## Exercise description
Output every line exactly as written. Leave out pictures.

§

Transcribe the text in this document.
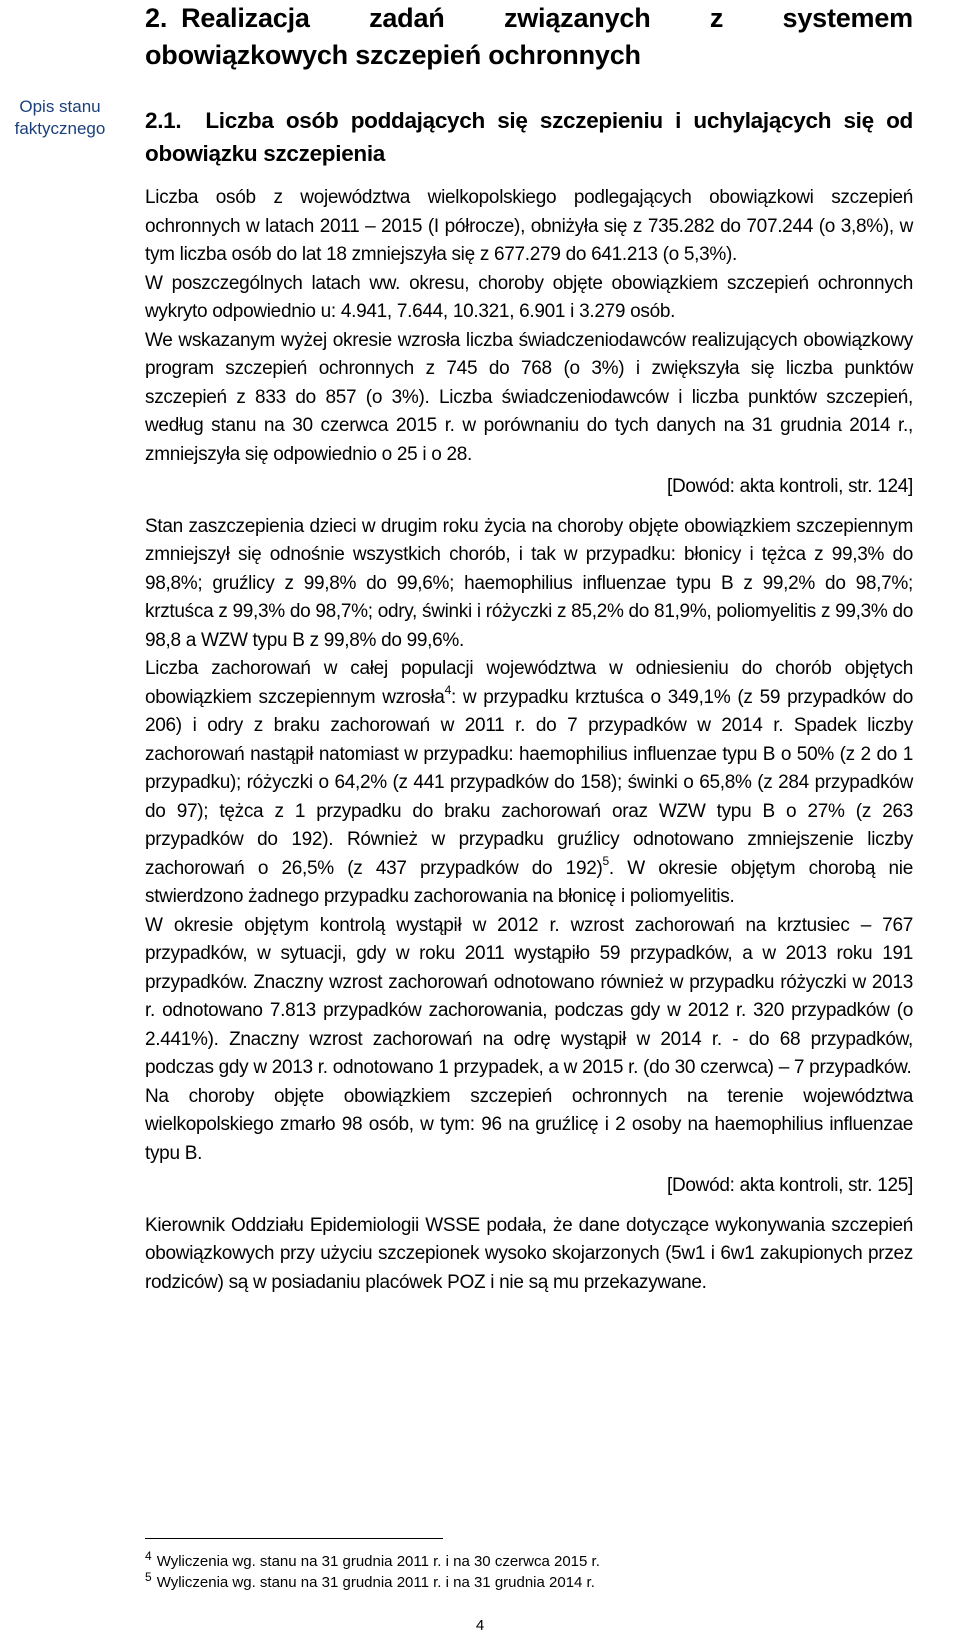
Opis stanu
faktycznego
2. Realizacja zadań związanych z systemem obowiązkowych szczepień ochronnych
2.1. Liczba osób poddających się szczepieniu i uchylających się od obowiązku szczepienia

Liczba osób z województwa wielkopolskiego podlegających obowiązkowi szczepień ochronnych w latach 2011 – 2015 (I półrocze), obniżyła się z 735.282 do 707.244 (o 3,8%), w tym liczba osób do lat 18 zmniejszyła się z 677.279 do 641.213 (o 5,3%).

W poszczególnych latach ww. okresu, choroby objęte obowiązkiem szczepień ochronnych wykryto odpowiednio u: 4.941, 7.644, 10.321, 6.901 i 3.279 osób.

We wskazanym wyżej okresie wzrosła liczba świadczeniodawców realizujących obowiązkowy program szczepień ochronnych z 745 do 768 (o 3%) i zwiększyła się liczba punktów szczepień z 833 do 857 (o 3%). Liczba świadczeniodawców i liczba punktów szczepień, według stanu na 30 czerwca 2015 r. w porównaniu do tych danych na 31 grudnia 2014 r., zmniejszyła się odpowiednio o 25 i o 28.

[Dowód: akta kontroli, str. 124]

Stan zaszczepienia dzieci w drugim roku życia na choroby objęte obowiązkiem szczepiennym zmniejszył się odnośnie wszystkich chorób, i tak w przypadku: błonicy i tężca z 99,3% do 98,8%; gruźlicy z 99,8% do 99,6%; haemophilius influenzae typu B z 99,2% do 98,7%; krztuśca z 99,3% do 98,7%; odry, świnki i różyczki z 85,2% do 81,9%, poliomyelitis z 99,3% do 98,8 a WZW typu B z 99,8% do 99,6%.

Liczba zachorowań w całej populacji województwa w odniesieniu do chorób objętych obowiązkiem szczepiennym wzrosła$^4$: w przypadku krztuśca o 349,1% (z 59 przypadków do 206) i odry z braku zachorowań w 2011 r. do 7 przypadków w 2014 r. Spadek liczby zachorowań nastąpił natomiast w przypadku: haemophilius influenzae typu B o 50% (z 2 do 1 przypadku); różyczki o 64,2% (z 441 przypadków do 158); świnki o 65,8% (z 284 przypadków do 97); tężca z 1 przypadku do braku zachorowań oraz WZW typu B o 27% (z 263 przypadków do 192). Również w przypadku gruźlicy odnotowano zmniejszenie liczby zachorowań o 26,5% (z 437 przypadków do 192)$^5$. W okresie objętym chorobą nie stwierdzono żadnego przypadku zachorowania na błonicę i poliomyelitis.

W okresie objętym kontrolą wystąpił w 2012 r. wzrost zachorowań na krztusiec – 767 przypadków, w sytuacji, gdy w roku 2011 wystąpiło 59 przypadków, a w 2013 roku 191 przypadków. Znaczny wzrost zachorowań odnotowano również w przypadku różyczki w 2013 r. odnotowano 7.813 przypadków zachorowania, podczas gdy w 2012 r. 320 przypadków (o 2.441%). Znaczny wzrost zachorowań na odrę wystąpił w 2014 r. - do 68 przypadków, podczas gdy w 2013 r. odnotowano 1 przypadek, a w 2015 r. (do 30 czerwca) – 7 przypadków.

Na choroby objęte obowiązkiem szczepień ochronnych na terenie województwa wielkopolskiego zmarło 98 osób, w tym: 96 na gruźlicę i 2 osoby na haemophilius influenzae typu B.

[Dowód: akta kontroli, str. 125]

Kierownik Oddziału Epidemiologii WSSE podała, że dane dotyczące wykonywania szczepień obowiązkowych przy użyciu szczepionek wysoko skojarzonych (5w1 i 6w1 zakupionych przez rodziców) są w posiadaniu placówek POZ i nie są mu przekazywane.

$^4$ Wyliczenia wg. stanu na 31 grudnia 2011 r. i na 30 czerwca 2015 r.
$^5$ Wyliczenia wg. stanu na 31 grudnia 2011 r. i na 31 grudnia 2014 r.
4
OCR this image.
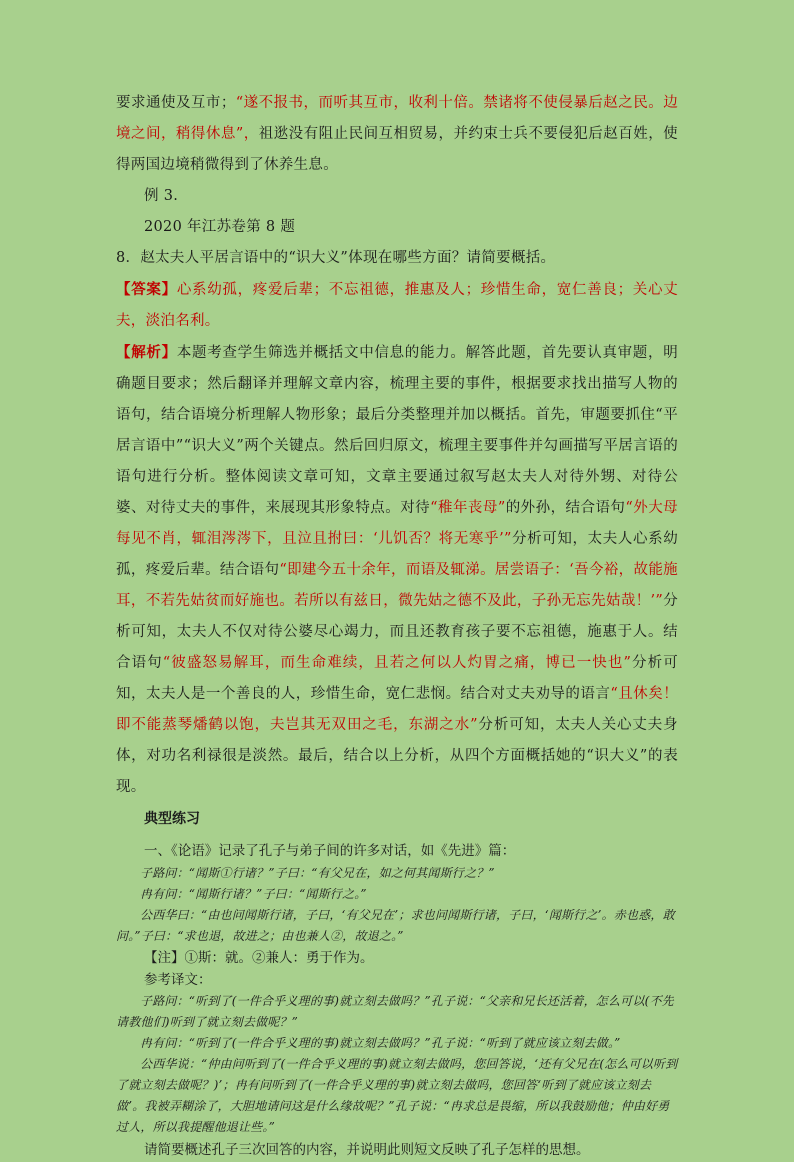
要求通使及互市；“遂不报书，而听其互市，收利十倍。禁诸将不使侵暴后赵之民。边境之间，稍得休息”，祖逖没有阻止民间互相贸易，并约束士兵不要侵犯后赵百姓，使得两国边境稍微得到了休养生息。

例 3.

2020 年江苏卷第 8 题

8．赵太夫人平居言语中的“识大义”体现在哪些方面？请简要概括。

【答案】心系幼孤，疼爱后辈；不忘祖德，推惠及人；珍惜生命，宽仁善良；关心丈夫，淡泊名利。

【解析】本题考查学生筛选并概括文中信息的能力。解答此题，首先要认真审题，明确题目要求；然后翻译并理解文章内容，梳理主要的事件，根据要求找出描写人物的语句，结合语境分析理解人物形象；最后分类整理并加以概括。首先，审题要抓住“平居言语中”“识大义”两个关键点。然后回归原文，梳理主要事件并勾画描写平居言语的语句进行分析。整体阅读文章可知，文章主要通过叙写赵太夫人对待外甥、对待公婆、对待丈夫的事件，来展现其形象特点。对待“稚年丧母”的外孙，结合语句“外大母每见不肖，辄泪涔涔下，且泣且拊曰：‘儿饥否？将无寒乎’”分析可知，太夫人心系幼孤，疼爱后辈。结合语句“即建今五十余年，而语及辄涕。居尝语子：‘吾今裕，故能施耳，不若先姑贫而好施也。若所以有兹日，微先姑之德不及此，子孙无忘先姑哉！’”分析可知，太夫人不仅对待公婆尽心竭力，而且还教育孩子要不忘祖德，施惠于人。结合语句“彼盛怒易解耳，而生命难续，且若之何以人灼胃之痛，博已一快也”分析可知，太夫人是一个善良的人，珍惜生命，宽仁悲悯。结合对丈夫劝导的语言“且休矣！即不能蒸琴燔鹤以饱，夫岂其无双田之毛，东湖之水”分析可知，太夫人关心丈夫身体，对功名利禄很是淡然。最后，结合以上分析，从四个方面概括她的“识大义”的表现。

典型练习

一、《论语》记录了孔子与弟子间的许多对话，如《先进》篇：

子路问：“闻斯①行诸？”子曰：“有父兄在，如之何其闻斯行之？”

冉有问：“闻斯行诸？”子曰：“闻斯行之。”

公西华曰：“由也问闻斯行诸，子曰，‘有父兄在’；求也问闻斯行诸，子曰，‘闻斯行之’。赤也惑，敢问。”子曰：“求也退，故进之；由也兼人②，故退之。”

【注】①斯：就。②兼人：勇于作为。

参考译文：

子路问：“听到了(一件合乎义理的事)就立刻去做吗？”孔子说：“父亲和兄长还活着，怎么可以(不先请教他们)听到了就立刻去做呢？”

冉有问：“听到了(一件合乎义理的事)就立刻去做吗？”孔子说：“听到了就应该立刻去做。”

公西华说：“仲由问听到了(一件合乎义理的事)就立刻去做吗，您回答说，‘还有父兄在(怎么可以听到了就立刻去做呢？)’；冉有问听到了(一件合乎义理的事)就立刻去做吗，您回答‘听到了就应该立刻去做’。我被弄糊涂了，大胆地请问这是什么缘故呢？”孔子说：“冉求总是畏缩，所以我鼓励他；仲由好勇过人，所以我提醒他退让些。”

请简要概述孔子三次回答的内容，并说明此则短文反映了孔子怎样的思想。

§

## Written reply
Transcribe the text in this document.
Opis stanu
faktycznego
2. Realizacja zadań związanych z systemem obowiązkowych szczepień ochronnych
2.1. Liczba osób poddających się szczepieniu i uchylających się od obowiązku szczepienia

Liczba osób z województwa wielkopolskiego podlegających obowiązkowi szczepień ochronnych w latach 2011 – 2015 (I półrocze), obniżyła się z 735.282 do 707.244 (o 3,8%), w tym liczba osób do lat 18 zmniejszyła się z 677.279 do 641.213 (o 5,3%).

W poszczególnych latach ww. okresu, choroby objęte obowiązkiem szczepień ochronnych wykryto odpowiednio u: 4.941, 7.644, 10.321, 6.901 i 3.279 osób.

We wskazanym wyżej okresie wzrosła liczba świadczeniodawców realizujących obowiązkowy program szczepień ochronnych z 745 do 768 (o 3%) i zwiększyła się liczba punktów szczepień z 833 do 857 (o 3%). Liczba świadczeniodawców i liczba punktów szczepień, według stanu na 30 czerwca 2015 r. w porównaniu do tych danych na 31 grudnia 2014 r., zmniejszyła się odpowiednio o 25 i o 28.

[Dowód: akta kontroli, str. 124]

Stan zaszczepienia dzieci w drugim roku życia na choroby objęte obowiązkiem szczepiennym zmniejszył się odnośnie wszystkich chorób, i tak w przypadku: błonicy i tężca z 99,3% do 98,8%; gruźlicy z 99,8% do 99,6%; haemophilius influenzae typu B z 99,2% do 98,7%; krztuśca z 99,3% do 98,7%; odry, świnki i różyczki z 85,2% do 81,9%, poliomyelitis z 99,3% do 98,8 a WZW typu B z 99,8% do 99,6%.

Liczba zachorowań w całej populacji województwa w odniesieniu do chorób objętych obowiązkiem szczepiennym wzrosła$^4$: w przypadku krztuśca o 349,1% (z 59 przypadków do 206) i odry z braku zachorowań w 2011 r. do 7 przypadków w 2014 r. Spadek liczby zachorowań nastąpił natomiast w przypadku: haemophilius influenzae typu B o 50% (z 2 do 1 przypadku); różyczki o 64,2% (z 441 przypadków do 158); świnki o 65,8% (z 284 przypadków do 97); tężca z 1 przypadku do braku zachorowań oraz WZW typu B o 27% (z 263 przypadków do 192). Również w przypadku gruźlicy odnotowano zmniejszenie liczby zachorowań o 26,5% (z 437 przypadków do 192)$^5$. W okresie objętym chorobą nie stwierdzono żadnego przypadku zachorowania na błonicę i poliomyelitis.

W okresie objętym kontrolą wystąpił w 2012 r. wzrost zachorowań na krztusiec – 767 przypadków, w sytuacji, gdy w roku 2011 wystąpiło 59 przypadków, a w 2013 roku 191 przypadków. Znaczny wzrost zachorowań odnotowano również w przypadku różyczki w 2013 r. odnotowano 7.813 przypadków zachorowania, podczas gdy w 2012 r. 320 przypadków (o 2.441%). Znaczny wzrost zachorowań na odrę wystąpił w 2014 r. - do 68 przypadków, podczas gdy w 2013 r. odnotowano 1 przypadek, a w 2015 r. (do 30 czerwca) – 7 przypadków.

Na choroby objęte obowiązkiem szczepień ochronnych na terenie województwa wielkopolskiego zmarło 98 osób, w tym: 96 na gruźlicę i 2 osoby na haemophilius influenzae typu B.

[Dowód: akta kontroli, str. 125]

Kierownik Oddziału Epidemiologii WSSE podała, że dane dotyczące wykonywania szczepień obowiązkowych przy użyciu szczepionek wysoko skojarzonych (5w1 i 6w1 zakupionych przez rodziców) są w posiadaniu placówek POZ i nie są mu przekazywane.

$^4$ Wyliczenia wg. stanu na 31 grudnia 2011 r. i na 30 czerwca 2015 r.
$^5$ Wyliczenia wg. stanu na 31 grudnia 2011 r. i na 31 grudnia 2014 r.
4
OCR this image.
要求通使及互市；“遂不报书，而听其互市，收利十倍。禁诸将不使侵暴后赵之民。边境之间，稍得休息”，祖逖没有阻止民间互相贸易，并约束士兵不要侵犯后赵百姓，使得两国边境稍微得到了休养生息。

例 3.

2020 年江苏卷第 8 题

8．赵太夫人平居言语中的“识大义”体现在哪些方面？请简要概括。

【答案】心系幼孤，疼爱后辈；不忘祖德，推惠及人；珍惜生命，宽仁善良；关心丈夫，淡泊名利。

【解析】本题考查学生筛选并概括文中信息的能力。解答此题，首先要认真审题，明确题目要求；然后翻译并理解文章内容，梳理主要的事件，根据要求找出描写人物的语句，结合语境分析理解人物形象；最后分类整理并加以概括。首先，审题要抓住“平居言语中”“识大义”两个关键点。然后回归原文，梳理主要事件并勾画描写平居言语的语句进行分析。整体阅读文章可知，文章主要通过叙写赵太夫人对待外甥、对待公婆、对待丈夫的事件，来展现其形象特点。对待“稚年丧母”的外孙，结合语句“外大母每见不肖，辄泪涔涔下，且泣且拊曰：‘儿饥否？将无寒乎’”分析可知，太夫人心系幼孤，疼爱后辈。结合语句“即建今五十余年，而语及辄涕。居尝语子：‘吾今裕，故能施耳，不若先姑贫而好施也。若所以有兹日，微先姑之德不及此，子孙无忘先姑哉！’”分析可知，太夫人不仅对待公婆尽心竭力，而且还教育孩子要不忘祖德，施惠于人。结合语句“彼盛怒易解耳，而生命难续，且若之何以人灼胃之痛，博已一快也”分析可知，太夫人是一个善良的人，珍惜生命，宽仁悲悯。结合对丈夫劝导的语言“且休矣！即不能蒸琴燔鹤以饱，夫岂其无双田之毛，东湖之水”分析可知，太夫人关心丈夫身体，对功名利禄很是淡然。最后，结合以上分析，从四个方面概括她的“识大义”的表现。

典型练习

一、《论语》记录了孔子与弟子间的许多对话，如《先进》篇：

子路问：“闻斯①行诸？”子曰：“有父兄在，如之何其闻斯行之？”

冉有问：“闻斯行诸？”子曰：“闻斯行之。”

公西华曰：“由也问闻斯行诸，子曰，‘有父兄在’；求也问闻斯行诸，子曰，‘闻斯行之’。赤也惑，敢问。”子曰：“求也退，故进之；由也兼人②，故退之。”

【注】①斯：就。②兼人：勇于作为。

参考译文：

子路问：“听到了(一件合乎义理的事)就立刻去做吗？”孔子说：“父亲和兄长还活着，怎么可以(不先请教他们)听到了就立刻去做呢？”

冉有问：“听到了(一件合乎义理的事)就立刻去做吗？”孔子说：“听到了就应该立刻去做。”

公西华说：“仲由问听到了(一件合乎义理的事)就立刻去做吗，您回答说，‘还有父兄在(怎么可以听到了就立刻去做呢？)’；冉有问听到了(一件合乎义理的事)就立刻去做吗，您回答‘听到了就应该立刻去做’。我被弄糊涂了，大胆地请问这是什么缘故呢？”孔子说：“冉求总是畏缩，所以我鼓励他；仲由好勇过人，所以我提醒他退让些。”

请简要概述孔子三次回答的内容，并说明此则短文反映了孔子怎样的思想。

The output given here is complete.